■ **Source passage**:

»»

"premiumUser": {
"minTier": "gold"
}
}
}
Access configuration in the matcher:
val minTier = configuration.getRequiredString("minTier")
Creating a Custom ActionMatcher
Step 1: Implement the ActionMatcher
package com.example.cosec.action
import me.ahoo.cosec.api.context.SecurityContext
import me.ahoo.cosec.api.context.request.Request
import me.ahoo.cosec.api.policy.ActionMatcher
import me.ahoo.cosec.api.configuration.Configuration
class HttpMethodActionMatcher(
override val configuration: Configuration
) : ActionMatcher {
override val type: String = "httpMethod"
private val allowedMethods: Set<String> = configuration.getRequiredString("methods")
.split(",")
.map { it.trim().uppercase() }
.toSet()
override fun match(request: Request, securityContext: SecurityContext): Boolean {
return request.method.uppercase() in allowedMethods
}
}
Step 2: Implement the Factory
package com.example.cosec.action
import me.ahoo.cosec.api.configuration.Configuration
import me.ahoo.cosec.api.policy.ActionMatcher
import me.ahoo.cosec.policy.action.ActionMatcherFactory
class HttpMethodActionMatcherFactory : ActionMatcherFactory {
override val type: String = "httpMethod"
override fun create(configuration: Configuration): ActionMatcher {
return HttpMethodActionMatcher(configuration)
}
}
Step 3: Register via SPI
Create file: src/main/resources/META-INF/services/me.ahoo.cosec.policy.action.ActionMatcherFactory
com.example.cosec.action.HttpMethodActionMatcherFactory
Step 4: Use in Policy JSON
{
"name": "ReadOnlyAccess",
"action": {
"httpMethod": {
"methods": "GET,HEAD,OPTIONS"
}
}
}
Accessing Configuration Values
The Configuration interface provides typed accessors:
// Required (throws if missing)

««

■ **Goal of the exercise**: Transcribe the excerpt on custom ActionMatchers in full, character for character. None of the entries has any bearing on this work.

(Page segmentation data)
»»

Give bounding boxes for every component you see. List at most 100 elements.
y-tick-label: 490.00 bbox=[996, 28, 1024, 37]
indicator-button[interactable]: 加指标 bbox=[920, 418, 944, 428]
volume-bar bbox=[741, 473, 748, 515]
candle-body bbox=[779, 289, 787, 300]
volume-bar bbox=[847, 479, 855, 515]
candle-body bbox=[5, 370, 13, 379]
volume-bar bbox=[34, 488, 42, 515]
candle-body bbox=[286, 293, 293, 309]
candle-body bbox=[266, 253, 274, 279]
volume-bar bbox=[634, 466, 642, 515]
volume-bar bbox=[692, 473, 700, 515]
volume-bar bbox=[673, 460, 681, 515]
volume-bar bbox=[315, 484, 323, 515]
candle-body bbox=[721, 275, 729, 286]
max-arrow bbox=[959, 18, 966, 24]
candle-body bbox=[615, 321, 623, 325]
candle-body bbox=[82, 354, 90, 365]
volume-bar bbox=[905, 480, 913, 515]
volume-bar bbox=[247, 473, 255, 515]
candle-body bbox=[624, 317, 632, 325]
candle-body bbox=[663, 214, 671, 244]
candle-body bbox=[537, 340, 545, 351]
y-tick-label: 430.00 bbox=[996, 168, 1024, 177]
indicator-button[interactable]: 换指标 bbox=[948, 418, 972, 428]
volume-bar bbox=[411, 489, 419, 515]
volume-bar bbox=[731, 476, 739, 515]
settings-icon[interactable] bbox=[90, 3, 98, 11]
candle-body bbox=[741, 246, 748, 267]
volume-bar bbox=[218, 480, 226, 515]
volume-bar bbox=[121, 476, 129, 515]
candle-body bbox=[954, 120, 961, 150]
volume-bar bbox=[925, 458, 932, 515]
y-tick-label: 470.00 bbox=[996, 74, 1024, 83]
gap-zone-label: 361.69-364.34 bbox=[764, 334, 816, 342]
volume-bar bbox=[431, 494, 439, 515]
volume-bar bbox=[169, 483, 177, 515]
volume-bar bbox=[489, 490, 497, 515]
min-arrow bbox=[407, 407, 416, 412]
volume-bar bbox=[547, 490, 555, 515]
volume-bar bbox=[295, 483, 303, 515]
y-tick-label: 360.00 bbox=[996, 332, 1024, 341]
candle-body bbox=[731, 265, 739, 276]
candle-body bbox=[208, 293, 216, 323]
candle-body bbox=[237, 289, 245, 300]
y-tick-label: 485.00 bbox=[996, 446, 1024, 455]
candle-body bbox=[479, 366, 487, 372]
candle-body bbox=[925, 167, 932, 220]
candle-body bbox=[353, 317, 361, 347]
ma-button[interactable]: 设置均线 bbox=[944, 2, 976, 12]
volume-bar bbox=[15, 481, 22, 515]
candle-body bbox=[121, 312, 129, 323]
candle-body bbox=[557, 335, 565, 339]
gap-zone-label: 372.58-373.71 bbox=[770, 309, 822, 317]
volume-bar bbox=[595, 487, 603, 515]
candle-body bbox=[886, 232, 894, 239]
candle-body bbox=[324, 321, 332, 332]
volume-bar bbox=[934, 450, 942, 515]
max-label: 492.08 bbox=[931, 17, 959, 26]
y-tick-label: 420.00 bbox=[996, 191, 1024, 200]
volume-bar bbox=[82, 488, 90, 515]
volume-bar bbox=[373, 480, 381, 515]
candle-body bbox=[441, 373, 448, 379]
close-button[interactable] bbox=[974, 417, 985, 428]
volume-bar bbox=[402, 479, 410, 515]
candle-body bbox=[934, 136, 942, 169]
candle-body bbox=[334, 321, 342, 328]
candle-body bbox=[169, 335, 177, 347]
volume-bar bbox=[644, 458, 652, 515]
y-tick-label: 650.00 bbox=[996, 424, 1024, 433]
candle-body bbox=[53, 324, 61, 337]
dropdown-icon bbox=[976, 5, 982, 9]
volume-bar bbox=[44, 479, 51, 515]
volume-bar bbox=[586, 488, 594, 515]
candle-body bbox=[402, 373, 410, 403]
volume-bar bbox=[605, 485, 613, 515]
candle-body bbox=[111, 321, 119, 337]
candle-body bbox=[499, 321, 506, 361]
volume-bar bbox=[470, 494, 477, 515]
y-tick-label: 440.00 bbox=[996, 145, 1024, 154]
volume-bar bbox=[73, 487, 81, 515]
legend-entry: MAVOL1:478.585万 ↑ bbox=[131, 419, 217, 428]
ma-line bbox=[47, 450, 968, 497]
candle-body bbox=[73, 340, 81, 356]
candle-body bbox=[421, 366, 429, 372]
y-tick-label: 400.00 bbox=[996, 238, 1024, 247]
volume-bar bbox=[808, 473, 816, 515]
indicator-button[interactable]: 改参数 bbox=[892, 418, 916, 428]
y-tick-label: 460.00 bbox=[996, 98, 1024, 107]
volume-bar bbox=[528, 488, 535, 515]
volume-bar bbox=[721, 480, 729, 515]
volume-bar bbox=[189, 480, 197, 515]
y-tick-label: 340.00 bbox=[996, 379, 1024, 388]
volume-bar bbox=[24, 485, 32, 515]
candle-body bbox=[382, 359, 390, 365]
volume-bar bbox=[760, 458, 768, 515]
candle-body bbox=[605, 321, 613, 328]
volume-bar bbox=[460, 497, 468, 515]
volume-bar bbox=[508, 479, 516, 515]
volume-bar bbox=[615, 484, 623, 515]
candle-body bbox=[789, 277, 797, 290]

««

■ **Task result**:
"premiumUser": {
"minTier": "gold"
}
}
}
Access configuration in the matcher:
val minTier = configuration.getRequiredString("minTier")
Creating a Custom ActionMatcher
Step 1: Implement the ActionMatcher
package com.example.cosec.action
import me.ahoo.cosec.api.context.SecurityContext
import me.ahoo.cosec.api.context.request.Request
import me.ahoo.cosec.api.policy.ActionMatcher
import me.ahoo.cosec.api.configuration.Configuration
class HttpMethodActionMatcher(
override val configuration: Configuration
) : ActionMatcher {
override val type: String = "httpMethod"
private val allowedMethods: Set<String> = configuration.getRequiredString("methods")
.split(",")
.map { it.trim().uppercase() }
.toSet()
override fun match(request: Request, securityContext: SecurityContext): Boolean {
return request.method.uppercase() in allowedMethods
}
}
Step 2: Implement the Factory
package com.example.cosec.action
import me.ahoo.cosec.api.configuration.Configuration
import me.ahoo.cosec.api.policy.ActionMatcher
import me.ahoo.cosec.policy.action.ActionMatcherFactory
class HttpMethodActionMatcherFactory : ActionMatcherFactory {
override val type: String = "httpMethod"
override fun create(configuration: Configuration): ActionMatcher {
return HttpMethodActionMatcher(configuration)
}
}
Step 3: Register via SPI
Create file: src/main/resources/META-INF/services/me.ahoo.cosec.policy.action.ActionMatcherFactory
com.example.cosec.action.HttpMethodActionMatcherFactory
Step 4: Use in Policy JSON
{
"name": "ReadOnlyAccess",
"action": {
"httpMethod": {
"methods": "GET,HEAD,OPTIONS"
}
}
}
Accessing Configuration Values
The Configuration interface provides typed accessors:
// Required (throws if missing)